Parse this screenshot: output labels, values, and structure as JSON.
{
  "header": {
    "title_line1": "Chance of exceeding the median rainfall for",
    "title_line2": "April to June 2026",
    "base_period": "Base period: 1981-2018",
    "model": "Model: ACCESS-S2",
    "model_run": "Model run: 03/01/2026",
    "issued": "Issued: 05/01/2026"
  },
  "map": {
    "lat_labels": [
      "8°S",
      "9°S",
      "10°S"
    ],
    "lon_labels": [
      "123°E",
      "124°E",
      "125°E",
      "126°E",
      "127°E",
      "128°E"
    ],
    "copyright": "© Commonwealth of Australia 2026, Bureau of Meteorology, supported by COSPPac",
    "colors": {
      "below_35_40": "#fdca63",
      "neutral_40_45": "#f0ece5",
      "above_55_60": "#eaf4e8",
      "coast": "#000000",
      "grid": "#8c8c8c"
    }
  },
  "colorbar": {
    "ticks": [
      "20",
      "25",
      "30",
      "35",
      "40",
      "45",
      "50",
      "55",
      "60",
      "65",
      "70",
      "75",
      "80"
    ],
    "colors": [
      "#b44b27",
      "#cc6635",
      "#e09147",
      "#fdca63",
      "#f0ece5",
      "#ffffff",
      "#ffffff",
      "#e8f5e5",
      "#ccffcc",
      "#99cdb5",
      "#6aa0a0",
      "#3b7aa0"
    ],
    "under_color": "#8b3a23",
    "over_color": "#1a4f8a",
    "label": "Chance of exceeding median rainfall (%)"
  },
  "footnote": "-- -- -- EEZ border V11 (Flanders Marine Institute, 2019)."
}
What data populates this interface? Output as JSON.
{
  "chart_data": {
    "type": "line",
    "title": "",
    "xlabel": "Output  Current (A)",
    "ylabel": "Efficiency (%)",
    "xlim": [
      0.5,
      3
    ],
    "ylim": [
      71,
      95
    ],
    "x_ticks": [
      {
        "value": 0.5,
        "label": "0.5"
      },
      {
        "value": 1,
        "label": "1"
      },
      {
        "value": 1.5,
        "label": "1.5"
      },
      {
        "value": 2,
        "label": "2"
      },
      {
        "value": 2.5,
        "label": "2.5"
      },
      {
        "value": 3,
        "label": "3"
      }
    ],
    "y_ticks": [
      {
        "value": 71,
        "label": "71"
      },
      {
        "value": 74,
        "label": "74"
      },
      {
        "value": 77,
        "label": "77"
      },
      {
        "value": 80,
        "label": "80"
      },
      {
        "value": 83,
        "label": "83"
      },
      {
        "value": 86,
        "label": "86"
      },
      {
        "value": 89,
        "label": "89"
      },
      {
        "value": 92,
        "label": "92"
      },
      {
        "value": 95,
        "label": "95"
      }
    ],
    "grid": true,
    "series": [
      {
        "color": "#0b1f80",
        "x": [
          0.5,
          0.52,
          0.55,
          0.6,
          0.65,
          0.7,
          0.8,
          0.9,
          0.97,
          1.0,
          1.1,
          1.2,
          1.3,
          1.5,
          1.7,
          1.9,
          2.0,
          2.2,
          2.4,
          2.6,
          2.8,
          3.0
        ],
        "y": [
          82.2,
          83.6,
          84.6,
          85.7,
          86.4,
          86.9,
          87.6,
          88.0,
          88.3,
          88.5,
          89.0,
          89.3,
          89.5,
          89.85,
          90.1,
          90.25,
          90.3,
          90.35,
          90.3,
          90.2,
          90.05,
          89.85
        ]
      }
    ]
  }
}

════════════════

Set task - Retype the records above exactly.

Exercise answer -
Parse this screenshot: output labels, values, and structure as JSON.
{
  "header": {
    "title_line1": "Chance of exceeding the median rainfall for",
    "title_line2": "April to June 2026",
    "base_period": "Base period: 1981-2018",
    "model": "Model: ACCESS-S2",
    "model_run": "Model run: 03/01/2026",
    "issued": "Issued: 05/01/2026"
  },
  "map": {
    "lat_labels": [
      "8°S",
      "9°S",
      "10°S"
    ],
    "lon_labels": [
      "123°E",
      "124°E",
      "125°E",
      "126°E",
      "127°E",
      "128°E"
    ],
    "copyright": "© Commonwealth of Australia 2026, Bureau of Meteorology, supported by COSPPac",
    "colors": {
      "below_35_40": "#fdca63",
      "neutral_40_45": "#f0ece5",
      "above_55_60": "#eaf4e8",
      "coast": "#000000",
      "grid": "#8c8c8c"
    }
  },
  "colorbar": {
    "ticks": [
      "20",
      "25",
      "30",
      "35",
      "40",
      "45",
      "50",
      "55",
      "60",
      "65",
      "70",
      "75",
      "80"
    ],
    "colors": [
      "#b44b27",
      "#cc6635",
      "#e09147",
      "#fdca63",
      "#f0ece5",
      "#ffffff",
      "#ffffff",
      "#e8f5e5",
      "#ccffcc",
      "#99cdb5",
      "#6aa0a0",
      "#3b7aa0"
    ],
    "under_color": "#8b3a23",
    "over_color": "#1a4f8a",
    "label": "Chance of exceeding median rainfall (%)"
  },
  "footnote": "-- -- -- EEZ border V11 (Flanders Marine Institute, 2019)."
}
What data populates this interface? Output as JSON.
{
  "chart_data": {
    "type": "line",
    "title": "",
    "xlabel": "Output  Current (A)",
    "ylabel": "Efficiency (%)",
    "xlim": [
      0.5,
      3
    ],
    "ylim": [
      71,
      95
    ],
    "x_ticks": [
      {
        "value": 0.5,
        "label": "0.5"
      },
      {
        "value": 1,
        "label": "1"
      },
      {
        "value": 1.5,
        "label": "1.5"
      },
      {
        "value": 2,
        "label": "2"
      },
      {
        "value": 2.5,
        "label": "2.5"
      },
      {
        "value": 3,
        "label": "3"
      }
    ],
    "y_ticks": [
      {
        "value": 71,
        "label": "71"
      },
      {
        "value": 74,
        "label": "74"
      },
      {
        "value": 77,
        "label": "77"
      },
      {
        "value": 80,
        "label": "80"
      },
      {
        "value": 83,
        "label": "83"
      },
      {
        "value": 86,
        "label": "86"
      },
      {
        "value": 89,
        "label": "89"
      },
      {
        "value": 92,
        "label": "92"
      },
      {
        "value": 95,
        "label": "95"
      }
    ],
    "grid": true,
    "series": [
      {
        "color": "#0b1f80",
        "x": [
          0.5,
          0.52,
          0.55,
          0.6,
          0.65,
          0.7,
          0.8,
          0.9,
          0.97,
          1.0,
          1.1,
          1.2,
          1.3,
          1.5,
          1.7,
          1.9,
          2.0,
          2.2,
          2.4,
          2.6,
          2.8,
          3.0
        ],
        "y": [
          82.2,
          83.6,
          84.6,
          85.7,
          86.4,
          86.9,
          87.6,
          88.0,
          88.3,
          88.5,
          89.0,
          89.3,
          89.5,
          89.85,
          90.1,
          90.25,
          90.3,
          90.35,
          90.3,
          90.2,
          90.05,
          89.85
        ]
      }
    ]
  }
}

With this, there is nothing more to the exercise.